◆ **Objective**
Exactly repeat the material, dropping every picture from the copy.

---------- Entries ----------

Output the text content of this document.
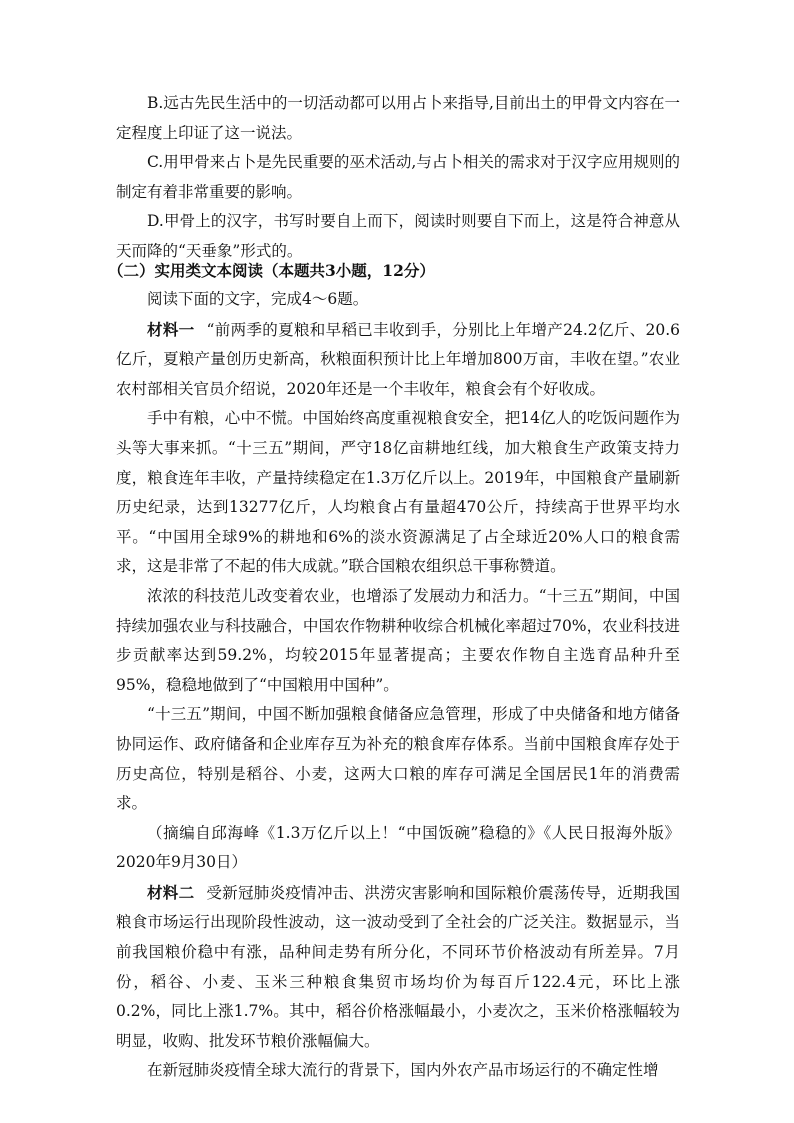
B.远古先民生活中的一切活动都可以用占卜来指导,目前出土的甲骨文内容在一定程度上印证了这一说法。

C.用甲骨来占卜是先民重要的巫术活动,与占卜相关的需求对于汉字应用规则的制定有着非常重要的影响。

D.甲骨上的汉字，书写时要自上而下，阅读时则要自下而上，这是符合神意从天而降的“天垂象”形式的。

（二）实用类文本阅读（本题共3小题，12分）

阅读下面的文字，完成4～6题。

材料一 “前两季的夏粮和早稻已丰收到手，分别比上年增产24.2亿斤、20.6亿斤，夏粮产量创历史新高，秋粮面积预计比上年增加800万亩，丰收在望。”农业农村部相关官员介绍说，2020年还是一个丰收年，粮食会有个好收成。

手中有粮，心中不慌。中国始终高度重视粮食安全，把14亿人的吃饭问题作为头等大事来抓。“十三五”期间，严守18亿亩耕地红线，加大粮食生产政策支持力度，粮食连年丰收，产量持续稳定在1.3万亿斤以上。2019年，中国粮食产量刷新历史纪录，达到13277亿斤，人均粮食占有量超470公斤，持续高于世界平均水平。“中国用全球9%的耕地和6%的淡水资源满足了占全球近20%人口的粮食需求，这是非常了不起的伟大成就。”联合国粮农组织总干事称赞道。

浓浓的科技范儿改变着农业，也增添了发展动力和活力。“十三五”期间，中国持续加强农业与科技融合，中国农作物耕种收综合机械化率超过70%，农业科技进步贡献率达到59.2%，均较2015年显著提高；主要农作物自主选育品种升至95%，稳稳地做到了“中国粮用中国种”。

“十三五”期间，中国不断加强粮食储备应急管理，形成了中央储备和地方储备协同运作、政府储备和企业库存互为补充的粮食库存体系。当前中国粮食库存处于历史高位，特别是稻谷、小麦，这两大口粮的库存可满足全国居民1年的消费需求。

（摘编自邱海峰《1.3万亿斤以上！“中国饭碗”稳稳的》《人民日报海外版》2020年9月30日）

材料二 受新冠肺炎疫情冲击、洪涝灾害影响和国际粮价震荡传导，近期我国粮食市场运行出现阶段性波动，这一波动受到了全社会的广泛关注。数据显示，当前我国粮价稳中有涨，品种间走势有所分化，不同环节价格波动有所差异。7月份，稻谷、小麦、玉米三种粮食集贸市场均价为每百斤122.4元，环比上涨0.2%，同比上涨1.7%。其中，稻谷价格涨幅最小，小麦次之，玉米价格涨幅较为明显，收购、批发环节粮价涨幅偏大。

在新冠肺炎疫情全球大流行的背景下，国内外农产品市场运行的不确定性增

----------

◆ **Final result**
Output the text content of this document.
B.远古先民生活中的一切活动都可以用占卜来指导,目前出土的甲骨文内容在一定程度上印证了这一说法。

C.用甲骨来占卜是先民重要的巫术活动,与占卜相关的需求对于汉字应用规则的制定有着非常重要的影响。

D.甲骨上的汉字，书写时要自上而下，阅读时则要自下而上，这是符合神意从天而降的“天垂象”形式的。

（二）实用类文本阅读（本题共3小题，12分）

阅读下面的文字，完成4～6题。

材料一 “前两季的夏粮和早稻已丰收到手，分别比上年增产24.2亿斤、20.6亿斤，夏粮产量创历史新高，秋粮面积预计比上年增加800万亩，丰收在望。”农业农村部相关官员介绍说，2020年还是一个丰收年，粮食会有个好收成。

手中有粮，心中不慌。中国始终高度重视粮食安全，把14亿人的吃饭问题作为头等大事来抓。“十三五”期间，严守18亿亩耕地红线，加大粮食生产政策支持力度，粮食连年丰收，产量持续稳定在1.3万亿斤以上。2019年，中国粮食产量刷新历史纪录，达到13277亿斤，人均粮食占有量超470公斤，持续高于世界平均水平。“中国用全球9%的耕地和6%的淡水资源满足了占全球近20%人口的粮食需求，这是非常了不起的伟大成就。”联合国粮农组织总干事称赞道。

浓浓的科技范儿改变着农业，也增添了发展动力和活力。“十三五”期间，中国持续加强农业与科技融合，中国农作物耕种收综合机械化率超过70%，农业科技进步贡献率达到59.2%，均较2015年显著提高；主要农作物自主选育品种升至95%，稳稳地做到了“中国粮用中国种”。

“十三五”期间，中国不断加强粮食储备应急管理，形成了中央储备和地方储备协同运作、政府储备和企业库存互为补充的粮食库存体系。当前中国粮食库存处于历史高位，特别是稻谷、小麦，这两大口粮的库存可满足全国居民1年的消费需求。

（摘编自邱海峰《1.3万亿斤以上！“中国饭碗”稳稳的》《人民日报海外版》2020年9月30日）

材料二 受新冠肺炎疫情冲击、洪涝灾害影响和国际粮价震荡传导，近期我国粮食市场运行出现阶段性波动，这一波动受到了全社会的广泛关注。数据显示，当前我国粮价稳中有涨，品种间走势有所分化，不同环节价格波动有所差异。7月份，稻谷、小麦、玉米三种粮食集贸市场均价为每百斤122.4元，环比上涨0.2%，同比上涨1.7%。其中，稻谷价格涨幅最小，小麦次之，玉米价格涨幅较为明显，收购、批发环节粮价涨幅偏大。

在新冠肺炎疫情全球大流行的背景下，国内外农产品市场运行的不确定性增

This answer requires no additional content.